§ **TASK OBJECTIVE**:
Reproduce all the lines below exactly and omit the images.

§ **Stored items**:

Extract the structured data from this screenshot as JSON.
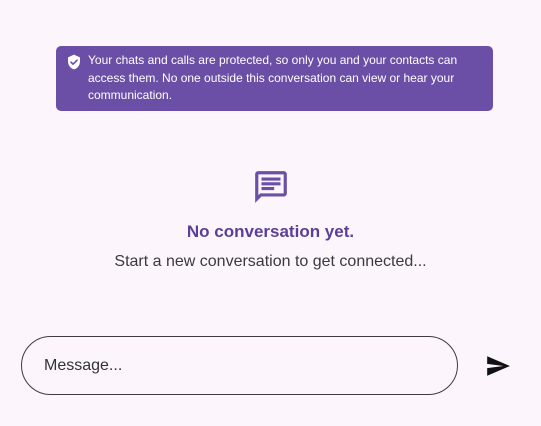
{
  "banner": {
    "icon": "shield-check-icon",
    "text": "Your chats and calls are protected, so only you and your contacts can access them. No one outside this conversation can view or hear your communication."
  },
  "empty_state": {
    "icon": "chat-icon",
    "title": "No conversation yet.",
    "subtitle": "Start a new conversation to get connected..."
  },
  "composer": {
    "placeholder": "Message...",
    "value": "",
    "send_icon": "send-icon"
  },
  "colors": {
    "background": "#fcf6fc",
    "accent": "#6b4fa6",
    "title": "#5b3f96"
  }
}
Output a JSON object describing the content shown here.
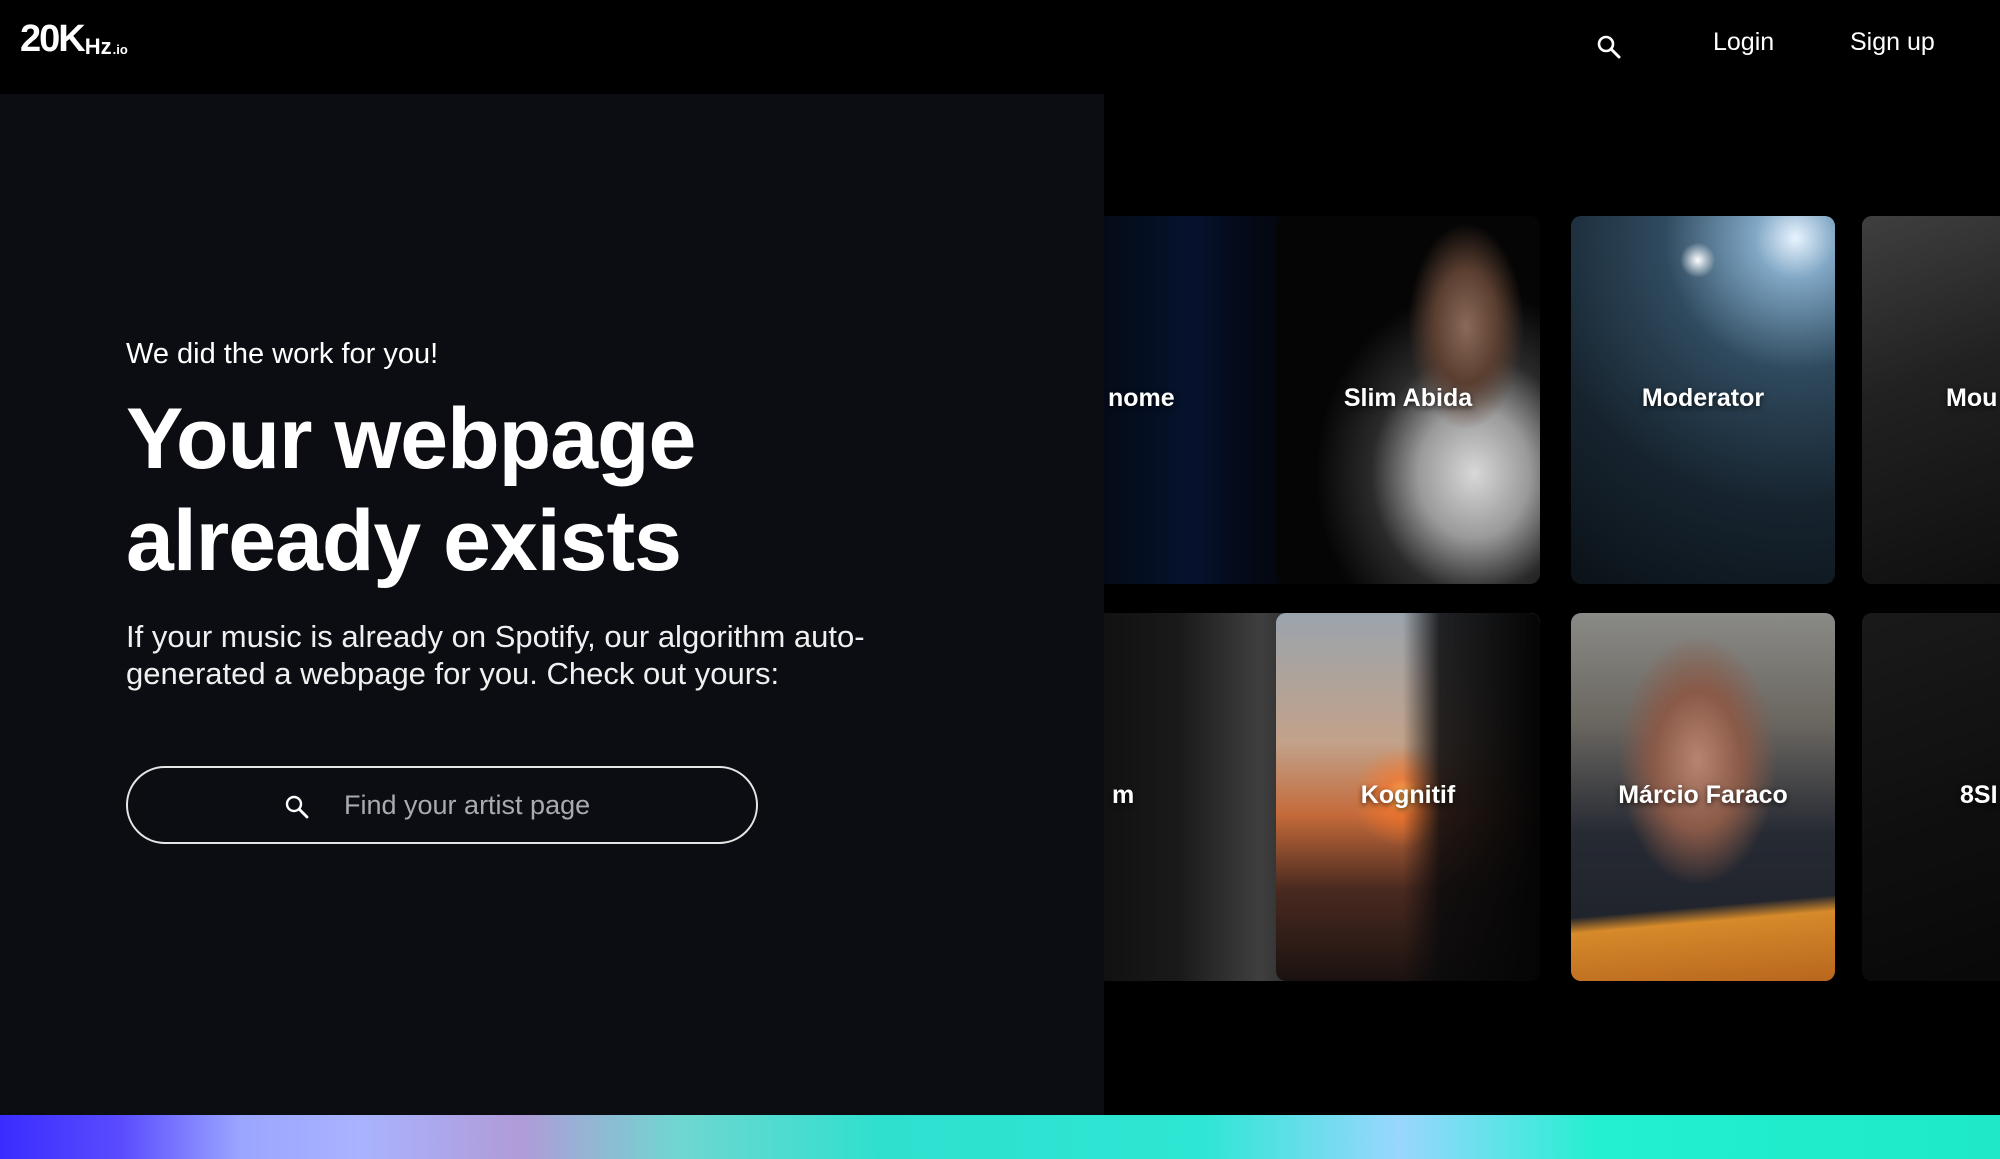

§ **CORRECT OUTPUT**:
Extract the structured data from this screenshot as JSON.
{
  "banner": {
    "icon": "shield-check-icon",
    "text": "Your chats and calls are protected, so only you and your contacts can access them. No one outside this conversation can view or hear your communication."
  },
  "empty_state": {
    "icon": "chat-icon",
    "title": "No conversation yet.",
    "subtitle": "Start a new conversation to get connected..."
  },
  "composer": {
    "placeholder": "Message...",
    "value": "",
    "send_icon": "send-icon"
  },
  "colors": {
    "background": "#fcf6fc",
    "accent": "#6b4fa6",
    "title": "#5b3f96"
  }
}
Output a JSON object describing the content shown here.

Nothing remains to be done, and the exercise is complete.